WHAT YOU NEED TO DO:
• 1. Reproduce the stretch of the SOM notes from "- Domain choices" through "to confirm persistence.".
• 2. Do these statements agree with the SOM notes? For each, give yes or no along with the exact words from the notes that decide it. (a) Running more iterations guarantees the best answer. (b) Checking results on separate sub-periods is recommended to confirm persistence. (c) The random seeds for initialisation are allowed to vary between runs.
• 3. Continue the SOM notes from the point where they stop.

EXTRACT TO READ:

Sensitivity and limitations
- No guaranteed optimum: increasing iterations does not ensure “the” answer; too many can overfit to single days.
- Hyperparameters matter: grid size, neighbourhood radius and its change function, learning rate and its change function, or initialisation, among others, can change the results of the SOM.
- Domain choices matter: spatial, season definition (e.g., DJF vs. NDJFM), temporal resolution (daily vs 6-hourly or 3-hourly), variable (z500 vs. MSLP), and detrending choices can all shift patterns and frequencies.
Practical pointers
- Run short sensitivity sweeps (e.g., seeds, iterations ±20%, radius schedule, or even larger SOM networks) to compare regime stability.
- Validate on sub-periods (e.g., 1991–2005 vs. 2006–2020) to confirm persistence.
- Keep daily labels to study links to relevant surface-level features
Reproducibility checklist
- Random seeds are fixed for initialisation and k-means.

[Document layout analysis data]
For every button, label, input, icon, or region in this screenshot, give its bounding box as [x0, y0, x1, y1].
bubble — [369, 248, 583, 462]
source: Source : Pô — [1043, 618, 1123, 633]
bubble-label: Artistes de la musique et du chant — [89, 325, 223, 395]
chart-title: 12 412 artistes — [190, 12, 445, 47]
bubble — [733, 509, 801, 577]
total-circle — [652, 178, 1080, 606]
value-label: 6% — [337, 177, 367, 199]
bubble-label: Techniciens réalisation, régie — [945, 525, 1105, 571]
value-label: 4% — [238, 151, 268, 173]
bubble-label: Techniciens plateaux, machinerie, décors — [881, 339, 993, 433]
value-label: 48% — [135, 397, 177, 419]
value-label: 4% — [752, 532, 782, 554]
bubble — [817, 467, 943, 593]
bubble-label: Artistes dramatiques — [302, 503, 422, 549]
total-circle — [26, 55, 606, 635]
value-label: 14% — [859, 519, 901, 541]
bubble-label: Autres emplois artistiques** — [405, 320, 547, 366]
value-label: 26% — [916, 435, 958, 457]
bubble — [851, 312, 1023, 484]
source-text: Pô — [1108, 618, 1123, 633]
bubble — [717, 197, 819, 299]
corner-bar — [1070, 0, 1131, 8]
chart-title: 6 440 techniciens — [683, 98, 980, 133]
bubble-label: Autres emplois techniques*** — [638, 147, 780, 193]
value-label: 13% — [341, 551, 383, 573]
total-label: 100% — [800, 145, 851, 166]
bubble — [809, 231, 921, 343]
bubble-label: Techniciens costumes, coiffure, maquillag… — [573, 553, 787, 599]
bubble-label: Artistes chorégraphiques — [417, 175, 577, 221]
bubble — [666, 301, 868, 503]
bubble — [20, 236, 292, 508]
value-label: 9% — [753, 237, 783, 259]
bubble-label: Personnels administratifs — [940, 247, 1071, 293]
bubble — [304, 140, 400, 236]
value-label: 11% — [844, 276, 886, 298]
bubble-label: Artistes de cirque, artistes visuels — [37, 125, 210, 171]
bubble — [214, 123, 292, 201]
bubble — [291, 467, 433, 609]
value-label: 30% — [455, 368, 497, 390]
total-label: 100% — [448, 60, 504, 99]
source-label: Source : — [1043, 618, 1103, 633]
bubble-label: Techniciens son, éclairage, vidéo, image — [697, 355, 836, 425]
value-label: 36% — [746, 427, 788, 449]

ANSWERS TO THE TASKS:
• 1.
- Domain choices matter: spatial, season definition (e.g., DJF vs. NDJFM), temporal resolution (daily vs 6-hourly or 3-hourly), variable (z500 vs. MSLP), and detrending choices can all shift patterns and frequencies.
Practical pointers
- Run short sensitivity sweeps (e.g., seeds, iterations ±20%, radius schedule, or even larger SOM networks) to compare regime stability.
- Validate on sub-periods (e.g., 1991–2005 vs. 2006–2020) to confirm persistence.

• 2.
(a) No: "increasing iterations does not ensure “the” answer"
(b) Yes: "Validate on sub-periods (e.g., 1991–2005 vs. 2006–2020) to confirm persistence."
(c) No: "Random seeds are fixed for initialisation and k-means."

• 3.
- Training parameters are tracked (iterations, training rate and its decay, neighbourhood function and its decay).
- Domain, variable, season definition, and anomaly/climatology window are registered.
- Exact ERA5 file versions and preprocessing steps are taken.
References
- How to make use of weather regimes in extended-range predictions for Europe (ECMWF Newsletter 165 - Autumn 2020).
- T. Kohonen (2001). Self-Organizing Maps, Springer. https://doi.org/10.1007/978-3-642-56927-2
- Self-Organizing Maps (DataCamp tutorial).
- MiniSom (simple Python SOM implementation).